* start *

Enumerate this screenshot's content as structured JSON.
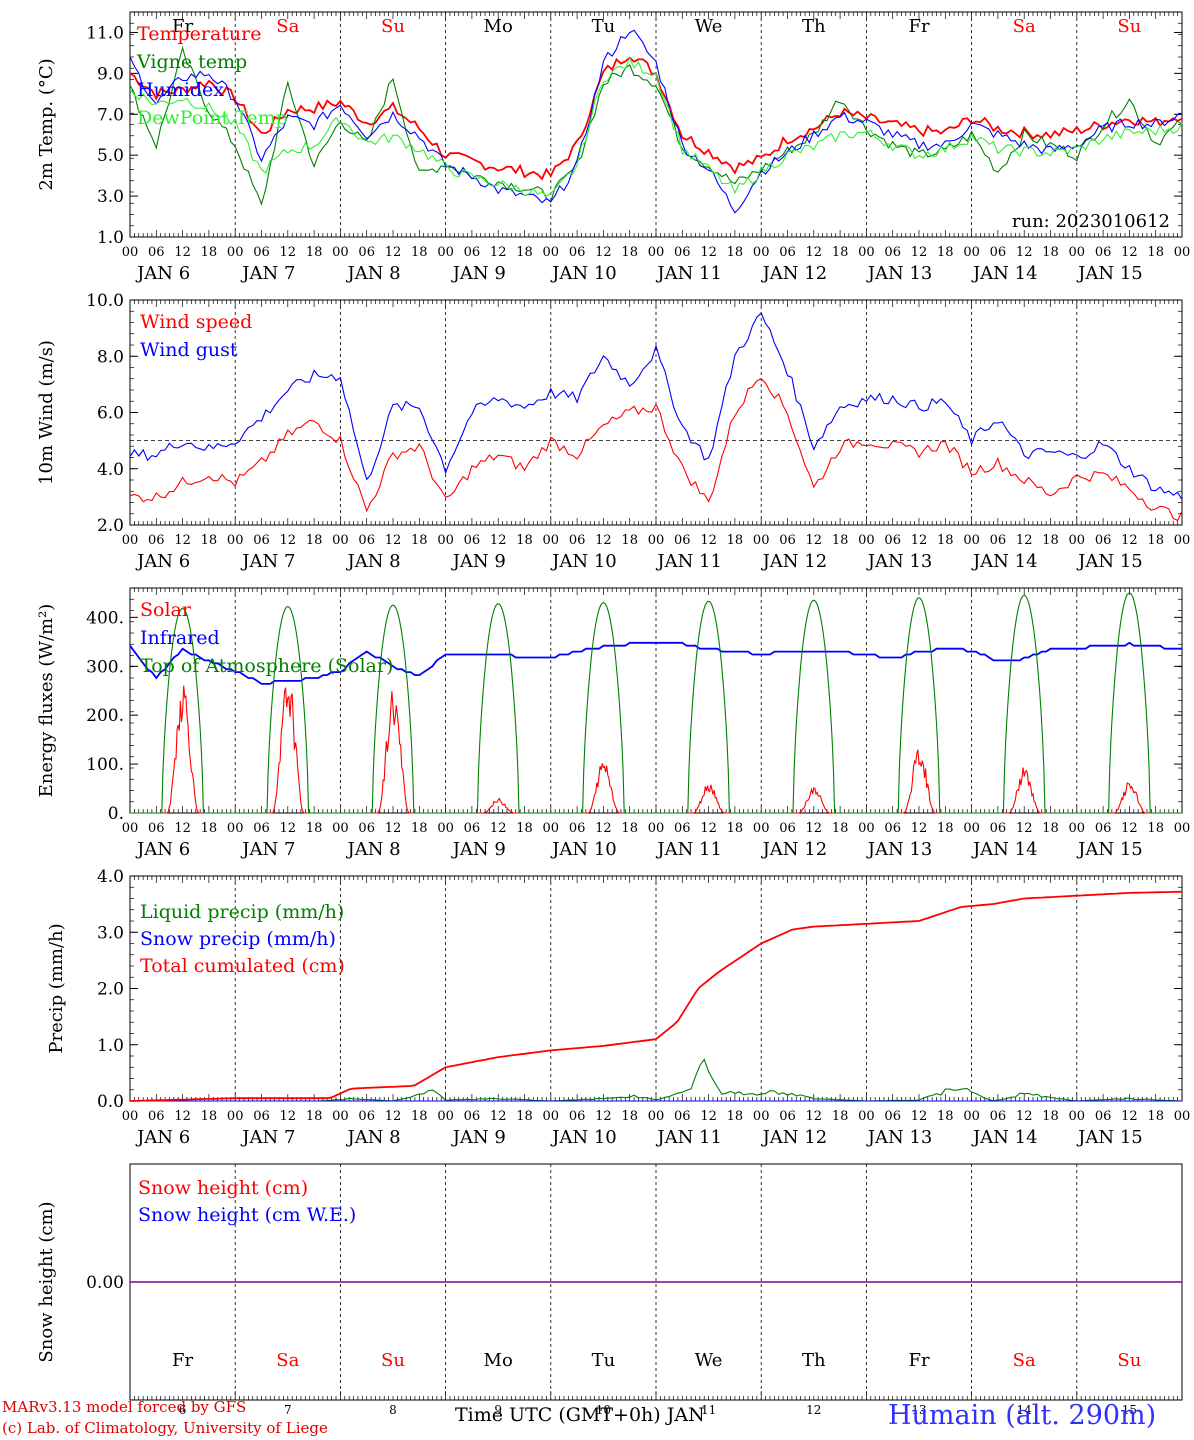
{
  "days": [
    "Fr",
    "Sa",
    "Su",
    "Mo",
    "Tu",
    "We",
    "Th",
    "Fr",
    "Sa",
    "Su"
  ],
  "day_colors": [
    "#000000",
    "#ff0000",
    "#ff0000",
    "#000000",
    "#000000",
    "#000000",
    "#000000",
    "#000000",
    "#ff0000",
    "#ff0000"
  ],
  "hour_labels": [
    "00",
    "06",
    "12",
    "18"
  ],
  "end_hour_label": "00",
  "date_labels": [
    "JAN   6",
    "JAN   7",
    "JAN   8",
    "JAN   9",
    "JAN  10",
    "JAN  11",
    "JAN  12",
    "JAN  13",
    "JAN  14",
    "JAN  15"
  ],
  "bottom_day_numbers": [
    "6",
    "7",
    "8",
    "9",
    "10",
    "11",
    "12",
    "13",
    "14",
    "15"
  ],
  "footer": {
    "credit_line1": "MARv3.13 model forced by GFS",
    "credit_line2": "(c) Lab. of Climatology, University of Liege",
    "x_axis_title": "Time UTC (GMT+0h) JAN",
    "station": "Humain (alt. 290m)"
  },
  "chart_data": [
    {
      "type": "line",
      "ylabel": "2m Temp. (°C)",
      "ylim": [
        1.0,
        12.0
      ],
      "yticks": [
        "1.0",
        "3.0",
        "5.0",
        "7.0",
        "9.0",
        "11.0"
      ],
      "annotation": "run: 2023010612",
      "x_unit": "days since Jan 6 00 UTC",
      "series": [
        {
          "name": "Temperature",
          "color": "#ff0000",
          "x": [
            0,
            0.25,
            0.5,
            0.75,
            1,
            1.25,
            1.5,
            1.75,
            2,
            2.25,
            2.5,
            2.75,
            3,
            3.25,
            3.5,
            3.75,
            4,
            4.25,
            4.5,
            4.75,
            5,
            5.25,
            5.5,
            5.75,
            6,
            6.25,
            6.5,
            6.75,
            7,
            7.25,
            7.5,
            7.75,
            8,
            8.25,
            8.5,
            8.75,
            9,
            9.25,
            9.5,
            9.75,
            10
          ],
          "values": [
            9.0,
            8.0,
            8.2,
            8.6,
            7.8,
            6.0,
            7.2,
            7.3,
            7.6,
            6.6,
            7.3,
            6.3,
            5.0,
            4.7,
            4.4,
            4.2,
            4.0,
            5.5,
            9.0,
            10.0,
            9.0,
            6.0,
            5.2,
            4.4,
            4.8,
            5.8,
            6.3,
            7.1,
            6.8,
            6.5,
            6.2,
            6.1,
            6.8,
            6.3,
            6.1,
            6.0,
            6.2,
            6.5,
            6.8,
            6.6,
            7.0
          ]
        },
        {
          "name": "Vigne temp",
          "color": "#008000",
          "x": [
            0,
            0.25,
            0.5,
            0.75,
            1,
            1.25,
            1.5,
            1.75,
            2,
            2.25,
            2.5,
            2.75,
            3,
            3.25,
            3.5,
            3.75,
            4,
            4.25,
            4.5,
            4.75,
            5,
            5.25,
            5.5,
            5.75,
            6,
            6.25,
            6.5,
            6.75,
            7,
            7.25,
            7.5,
            7.75,
            8,
            8.25,
            8.5,
            8.75,
            9,
            9.25,
            9.5,
            9.75,
            10
          ],
          "values": [
            8.3,
            5.5,
            10.0,
            7.2,
            5.5,
            2.5,
            8.5,
            4.5,
            6.7,
            5.5,
            8.8,
            4.0,
            4.6,
            4.0,
            3.7,
            3.4,
            3.0,
            4.5,
            8.5,
            9.3,
            8.5,
            5.4,
            4.5,
            3.6,
            4.3,
            5.2,
            6.0,
            7.8,
            6.3,
            5.5,
            5.0,
            5.2,
            6.0,
            4.2,
            6.0,
            5.5,
            5.0,
            6.5,
            7.7,
            5.6,
            6.6
          ]
        },
        {
          "name": "Humidex",
          "color": "#0000ff",
          "x": [
            0,
            0.25,
            0.5,
            0.75,
            1,
            1.25,
            1.5,
            1.75,
            2,
            2.25,
            2.5,
            2.75,
            3,
            3.25,
            3.5,
            3.75,
            4,
            4.25,
            4.5,
            4.75,
            5,
            5.25,
            5.5,
            5.75,
            6,
            6.25,
            6.5,
            6.75,
            7,
            7.25,
            7.5,
            7.75,
            8,
            8.25,
            8.5,
            8.75,
            9,
            9.25,
            9.5,
            9.75,
            10
          ],
          "values": [
            9.6,
            7.5,
            8.8,
            9.0,
            7.8,
            4.8,
            6.8,
            6.5,
            7.5,
            6.0,
            7.0,
            5.9,
            4.5,
            4.0,
            3.3,
            3.0,
            2.6,
            4.5,
            9.5,
            11.2,
            9.5,
            5.5,
            4.3,
            2.3,
            4.2,
            5.1,
            6.0,
            6.9,
            6.6,
            6.0,
            5.5,
            5.5,
            6.5,
            6.0,
            5.5,
            5.2,
            5.5,
            6.3,
            6.6,
            6.5,
            7.0
          ]
        },
        {
          "name": "DewPoint Temp",
          "color": "#33ee33",
          "x": [
            0,
            0.25,
            0.5,
            0.75,
            1,
            1.25,
            1.5,
            1.75,
            2,
            2.25,
            2.5,
            2.75,
            3,
            3.25,
            3.5,
            3.75,
            4,
            4.25,
            4.5,
            4.75,
            5,
            5.25,
            5.5,
            5.75,
            6,
            6.25,
            6.5,
            6.75,
            7,
            7.25,
            7.5,
            7.75,
            8,
            8.25,
            8.5,
            8.75,
            9,
            9.25,
            9.5,
            9.75,
            10
          ],
          "values": [
            8.2,
            7.5,
            7.8,
            7.3,
            6.5,
            4.2,
            5.2,
            5.5,
            6.8,
            5.6,
            5.9,
            5.3,
            4.4,
            3.9,
            3.6,
            3.3,
            2.9,
            4.5,
            8.8,
            9.5,
            9.0,
            5.3,
            4.3,
            3.2,
            4.2,
            5.0,
            5.4,
            6.0,
            6.1,
            5.5,
            5.0,
            5.3,
            5.9,
            5.3,
            5.2,
            5.1,
            5.3,
            5.8,
            6.1,
            6.2,
            6.4
          ]
        }
      ]
    },
    {
      "type": "line",
      "ylabel": "10m Wind (m/s)",
      "ylim": [
        2.0,
        10.0
      ],
      "yticks": [
        "2.0",
        "4.0",
        "6.0",
        "8.0",
        "10.0"
      ],
      "reference_line": 5.0,
      "x_unit": "days since Jan 6 00 UTC",
      "series": [
        {
          "name": "Wind speed",
          "color": "#ff0000",
          "x": [
            0,
            0.25,
            0.5,
            0.75,
            1,
            1.25,
            1.5,
            1.75,
            2,
            2.25,
            2.5,
            2.75,
            3,
            3.25,
            3.5,
            3.75,
            4,
            4.25,
            4.5,
            4.75,
            5,
            5.25,
            5.5,
            5.75,
            6,
            6.25,
            6.5,
            6.75,
            7,
            7.25,
            7.5,
            7.75,
            8,
            8.25,
            8.5,
            8.75,
            9,
            9.25,
            9.5,
            9.75,
            10
          ],
          "values": [
            3.0,
            3.0,
            3.5,
            3.8,
            3.5,
            4.2,
            5.2,
            5.7,
            5.0,
            2.5,
            4.5,
            4.8,
            2.8,
            4.0,
            4.5,
            4.0,
            5.0,
            4.5,
            5.5,
            6.0,
            6.2,
            4.0,
            2.8,
            6.0,
            7.4,
            6.0,
            3.3,
            4.8,
            5.0,
            4.8,
            4.6,
            4.9,
            3.9,
            4.2,
            3.6,
            3.1,
            3.7,
            3.8,
            3.3,
            2.6,
            2.3
          ]
        },
        {
          "name": "Wind gust",
          "color": "#0000ff",
          "x": [
            0,
            0.25,
            0.5,
            0.75,
            1,
            1.25,
            1.5,
            1.75,
            2,
            2.25,
            2.5,
            2.75,
            3,
            3.25,
            3.5,
            3.75,
            4,
            4.25,
            4.5,
            4.75,
            5,
            5.25,
            5.5,
            5.75,
            6,
            6.25,
            6.5,
            6.75,
            7,
            7.25,
            7.5,
            7.75,
            8,
            8.25,
            8.5,
            8.75,
            9,
            9.25,
            9.5,
            9.75,
            10
          ],
          "values": [
            4.5,
            4.5,
            5.0,
            4.7,
            5.0,
            5.8,
            6.8,
            7.3,
            7.3,
            3.5,
            6.2,
            6.2,
            4.0,
            6.0,
            6.5,
            6.2,
            6.7,
            6.5,
            8.0,
            7.0,
            8.2,
            5.5,
            4.3,
            8.0,
            9.5,
            7.5,
            4.8,
            6.2,
            6.5,
            6.5,
            6.2,
            6.4,
            5.0,
            5.8,
            4.5,
            4.6,
            4.4,
            4.9,
            4.0,
            3.3,
            3.0
          ]
        }
      ]
    },
    {
      "type": "line",
      "ylabel": "Energy fluxes (W/m²)",
      "ylim": [
        0,
        460
      ],
      "yticks": [
        "0.",
        "100.",
        "200.",
        "300.",
        "400."
      ],
      "x_unit": "days since Jan 6 00 UTC",
      "series": [
        {
          "name": "Solar",
          "color": "#ff0000",
          "daily_noon_peak": [
            235,
            245,
            220,
            25,
            95,
            55,
            45,
            115,
            80,
            55
          ],
          "daylight_hours": [
            8.4,
            15.8
          ]
        },
        {
          "name": "Infrared",
          "color": "#0000ff",
          "x": [
            0,
            0.25,
            0.5,
            0.75,
            1,
            1.25,
            1.5,
            1.75,
            2,
            2.25,
            2.5,
            2.75,
            3,
            3.25,
            3.5,
            3.75,
            4,
            4.25,
            4.5,
            4.75,
            5,
            5.25,
            5.5,
            5.75,
            6,
            6.25,
            6.5,
            6.75,
            7,
            7.25,
            7.5,
            7.75,
            8,
            8.25,
            8.5,
            8.75,
            9,
            9.25,
            9.5,
            9.75,
            10
          ],
          "values": [
            340,
            275,
            335,
            310,
            290,
            265,
            270,
            275,
            290,
            330,
            300,
            280,
            325,
            325,
            322,
            320,
            318,
            330,
            340,
            345,
            350,
            345,
            335,
            330,
            325,
            330,
            332,
            328,
            325,
            315,
            330,
            335,
            332,
            310,
            315,
            335,
            338,
            340,
            345,
            340,
            335
          ]
        },
        {
          "name": "Top of Atmosphere (Solar)",
          "color": "#008000",
          "daily_noon_peak": [
            418,
            422,
            425,
            428,
            430,
            433,
            435,
            440,
            445,
            450
          ],
          "daylight_hours": [
            7.3,
            16.7
          ]
        }
      ]
    },
    {
      "type": "line",
      "ylabel": "Precip (mm/h)",
      "ylim": [
        0,
        4.0
      ],
      "yticks": [
        "0.0",
        "1.0",
        "2.0",
        "3.0",
        "4.0"
      ],
      "x_unit": "days since Jan 6 00 UTC",
      "series": [
        {
          "name": "Liquid precip (mm/h)",
          "color": "#008000",
          "x": [
            0,
            1,
            1.8,
            2.1,
            2.5,
            2.9,
            3.0,
            3.5,
            4.0,
            4.5,
            4.8,
            5.0,
            5.3,
            5.45,
            5.6,
            6.0,
            6.2,
            6.5,
            7.0,
            7.5,
            7.9,
            8.2,
            8.5,
            9.0,
            9.5,
            10
          ],
          "values": [
            0,
            0,
            0,
            0.05,
            0,
            0.2,
            0.02,
            0.05,
            0,
            0.05,
            0.1,
            0.02,
            0.2,
            0.85,
            0.2,
            0.15,
            0.2,
            0.05,
            0,
            0.02,
            0.3,
            0,
            0.15,
            0,
            0.05,
            0
          ]
        },
        {
          "name": "Snow precip (mm/h)",
          "color": "#0000ff",
          "x": [
            0,
            10
          ],
          "values": [
            0,
            0
          ]
        },
        {
          "name": "Total cumulated (cm)",
          "color": "#ff0000",
          "x": [
            0,
            1,
            1.9,
            2.1,
            2.7,
            3.0,
            3.5,
            4.0,
            4.5,
            5.0,
            5.2,
            5.4,
            5.6,
            6.0,
            6.3,
            6.5,
            7.0,
            7.5,
            7.9,
            8.2,
            8.5,
            9.0,
            9.5,
            10
          ],
          "values": [
            0,
            0.05,
            0.05,
            0.22,
            0.27,
            0.6,
            0.78,
            0.9,
            0.98,
            1.1,
            1.4,
            2.0,
            2.3,
            2.8,
            3.05,
            3.1,
            3.15,
            3.2,
            3.45,
            3.5,
            3.6,
            3.65,
            3.7,
            3.72
          ]
        }
      ]
    },
    {
      "type": "line",
      "ylabel": "Snow height (cm)",
      "ylim": [
        -1,
        1
      ],
      "yticks": [
        "0.00"
      ],
      "x_unit": "days since Jan 6 00 UTC",
      "series": [
        {
          "name": "Snow height (cm)",
          "color": "#ff0000",
          "x": [
            0,
            10
          ],
          "values": [
            0,
            0
          ]
        },
        {
          "name": "Snow height (cm W.E.)",
          "color": "#0000ff",
          "x": [
            0,
            10
          ],
          "values": [
            0,
            0
          ]
        }
      ]
    }
  ]
}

* end *

▶ **Aim of the task**
Which lines contain the word "Snow"? Copy each of them.

▶ **Response to the exercise**
          "name": "Snow precip (mm/h)",
      "ylabel": "Snow height (cm)",
          "name": "Snow height (cm)",
          "name": "Snow height (cm W.E.)",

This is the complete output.